* [To do]
Every line below should be repeated exactly.

— begin Given entries —

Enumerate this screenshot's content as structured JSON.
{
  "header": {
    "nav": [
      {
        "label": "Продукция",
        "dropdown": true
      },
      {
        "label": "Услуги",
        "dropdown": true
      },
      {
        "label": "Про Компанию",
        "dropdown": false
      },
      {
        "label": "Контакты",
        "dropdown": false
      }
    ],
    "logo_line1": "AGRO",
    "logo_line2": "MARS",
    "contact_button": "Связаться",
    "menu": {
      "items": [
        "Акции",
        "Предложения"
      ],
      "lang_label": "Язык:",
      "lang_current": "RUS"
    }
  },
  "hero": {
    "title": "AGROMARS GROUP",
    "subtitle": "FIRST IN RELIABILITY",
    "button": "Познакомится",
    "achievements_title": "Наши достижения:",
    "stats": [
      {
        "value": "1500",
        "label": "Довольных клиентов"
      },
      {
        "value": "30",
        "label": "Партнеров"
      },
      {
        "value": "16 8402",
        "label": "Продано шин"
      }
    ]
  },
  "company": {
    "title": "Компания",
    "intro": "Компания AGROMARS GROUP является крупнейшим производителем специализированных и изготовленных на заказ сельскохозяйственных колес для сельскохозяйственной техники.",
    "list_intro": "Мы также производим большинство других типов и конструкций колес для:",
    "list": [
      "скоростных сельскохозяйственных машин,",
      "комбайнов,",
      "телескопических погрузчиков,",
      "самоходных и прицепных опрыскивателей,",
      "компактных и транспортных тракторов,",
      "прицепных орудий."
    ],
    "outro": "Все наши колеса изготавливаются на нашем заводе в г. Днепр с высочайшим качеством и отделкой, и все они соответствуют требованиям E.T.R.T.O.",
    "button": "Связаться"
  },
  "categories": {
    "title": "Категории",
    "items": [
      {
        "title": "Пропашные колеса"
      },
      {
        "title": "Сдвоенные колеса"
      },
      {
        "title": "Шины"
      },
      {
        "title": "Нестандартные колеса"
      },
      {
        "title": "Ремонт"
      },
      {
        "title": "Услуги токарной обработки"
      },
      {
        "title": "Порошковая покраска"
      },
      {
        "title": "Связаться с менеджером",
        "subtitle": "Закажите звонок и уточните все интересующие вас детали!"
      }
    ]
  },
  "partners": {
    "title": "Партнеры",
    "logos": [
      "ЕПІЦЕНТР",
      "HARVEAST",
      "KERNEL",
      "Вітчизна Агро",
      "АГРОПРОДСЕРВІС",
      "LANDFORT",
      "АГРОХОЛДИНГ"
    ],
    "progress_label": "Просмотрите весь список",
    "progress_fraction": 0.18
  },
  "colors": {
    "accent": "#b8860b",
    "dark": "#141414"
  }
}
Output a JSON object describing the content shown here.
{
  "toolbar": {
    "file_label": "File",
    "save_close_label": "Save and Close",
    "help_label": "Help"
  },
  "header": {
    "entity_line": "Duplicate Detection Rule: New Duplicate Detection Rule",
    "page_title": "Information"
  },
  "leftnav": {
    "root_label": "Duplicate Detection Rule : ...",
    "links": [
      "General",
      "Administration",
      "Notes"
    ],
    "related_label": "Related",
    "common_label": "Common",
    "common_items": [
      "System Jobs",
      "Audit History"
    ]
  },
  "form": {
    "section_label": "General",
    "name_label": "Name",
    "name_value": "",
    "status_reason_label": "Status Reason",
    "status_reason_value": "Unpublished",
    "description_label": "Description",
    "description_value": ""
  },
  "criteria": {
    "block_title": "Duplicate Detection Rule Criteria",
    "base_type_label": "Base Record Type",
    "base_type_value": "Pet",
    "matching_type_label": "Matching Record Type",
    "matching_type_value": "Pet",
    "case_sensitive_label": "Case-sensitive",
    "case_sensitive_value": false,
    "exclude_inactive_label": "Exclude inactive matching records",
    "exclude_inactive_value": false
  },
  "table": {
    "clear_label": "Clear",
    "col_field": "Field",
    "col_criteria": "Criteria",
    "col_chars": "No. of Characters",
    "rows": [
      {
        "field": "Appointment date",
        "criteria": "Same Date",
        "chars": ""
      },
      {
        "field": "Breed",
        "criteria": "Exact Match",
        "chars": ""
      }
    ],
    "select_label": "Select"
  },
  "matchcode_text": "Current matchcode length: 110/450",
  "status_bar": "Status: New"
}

— end Given entries —

* [Completed exercise]
Enumerate this screenshot's content as structured JSON.
{
  "header": {
    "nav": [
      {
        "label": "Продукция",
        "dropdown": true
      },
      {
        "label": "Услуги",
        "dropdown": true
      },
      {
        "label": "Про Компанию",
        "dropdown": false
      },
      {
        "label": "Контакты",
        "dropdown": false
      }
    ],
    "logo_line1": "AGRO",
    "logo_line2": "MARS",
    "contact_button": "Связаться",
    "menu": {
      "items": [
        "Акции",
        "Предложения"
      ],
      "lang_label": "Язык:",
      "lang_current": "RUS"
    }
  },
  "hero": {
    "title": "AGROMARS GROUP",
    "subtitle": "FIRST IN RELIABILITY",
    "button": "Познакомится",
    "achievements_title": "Наши достижения:",
    "stats": [
      {
        "value": "1500",
        "label": "Довольных клиентов"
      },
      {
        "value": "30",
        "label": "Партнеров"
      },
      {
        "value": "16 8402",
        "label": "Продано шин"
      }
    ]
  },
  "company": {
    "title": "Компания",
    "intro": "Компания AGROMARS GROUP является крупнейшим производителем специализированных и изготовленных на заказ сельскохозяйственных колес для сельскохозяйственной техники.",
    "list_intro": "Мы также производим большинство других типов и конструкций колес для:",
    "list": [
      "скоростных сельскохозяйственных машин,",
      "комбайнов,",
      "телескопических погрузчиков,",
      "самоходных и прицепных опрыскивателей,",
      "компактных и транспортных тракторов,",
      "прицепных орудий."
    ],
    "outro": "Все наши колеса изготавливаются на нашем заводе в г. Днепр с высочайшим качеством и отделкой, и все они соответствуют требованиям E.T.R.T.O.",
    "button": "Связаться"
  },
  "categories": {
    "title": "Категории",
    "items": [
      {
        "title": "Пропашные колеса"
      },
      {
        "title": "Сдвоенные колеса"
      },
      {
        "title": "Шины"
      },
      {
        "title": "Нестандартные колеса"
      },
      {
        "title": "Ремонт"
      },
      {
        "title": "Услуги токарной обработки"
      },
      {
        "title": "Порошковая покраска"
      },
      {
        "title": "Связаться с менеджером",
        "subtitle": "Закажите звонок и уточните все интересующие вас детали!"
      }
    ]
  },
  "partners": {
    "title": "Партнеры",
    "logos": [
      "ЕПІЦЕНТР",
      "HARVEAST",
      "KERNEL",
      "Вітчизна Агро",
      "АГРОПРОДСЕРВІС",
      "LANDFORT",
      "АГРОХОЛДИНГ"
    ],
    "progress_label": "Просмотрите весь список",
    "progress_fraction": 0.18
  },
  "colors": {
    "accent": "#b8860b",
    "dark": "#141414"
  }
}
Output a JSON object describing the content shown here.
{
  "toolbar": {
    "file_label": "File",
    "save_close_label": "Save and Close",
    "help_label": "Help"
  },
  "header": {
    "entity_line": "Duplicate Detection Rule: New Duplicate Detection Rule",
    "page_title": "Information"
  },
  "leftnav": {
    "root_label": "Duplicate Detection Rule : ...",
    "links": [
      "General",
      "Administration",
      "Notes"
    ],
    "related_label": "Related",
    "common_label": "Common",
    "common_items": [
      "System Jobs",
      "Audit History"
    ]
  },
  "form": {
    "section_label": "General",
    "name_label": "Name",
    "name_value": "",
    "status_reason_label": "Status Reason",
    "status_reason_value": "Unpublished",
    "description_label": "Description",
    "description_value": ""
  },
  "criteria": {
    "block_title": "Duplicate Detection Rule Criteria",
    "base_type_label": "Base Record Type",
    "base_type_value": "Pet",
    "matching_type_label": "Matching Record Type",
    "matching_type_value": "Pet",
    "case_sensitive_label": "Case-sensitive",
    "case_sensitive_value": false,
    "exclude_inactive_label": "Exclude inactive matching records",
    "exclude_inactive_value": false
  },
  "table": {
    "clear_label": "Clear",
    "col_field": "Field",
    "col_criteria": "Criteria",
    "col_chars": "No. of Characters",
    "rows": [
      {
        "field": "Appointment date",
        "criteria": "Same Date",
        "chars": ""
      },
      {
        "field": "Breed",
        "criteria": "Exact Match",
        "chars": ""
      }
    ],
    "select_label": "Select"
  },
  "matchcode_text": "Current matchcode length: 110/450",
  "status_bar": "Status: New"
}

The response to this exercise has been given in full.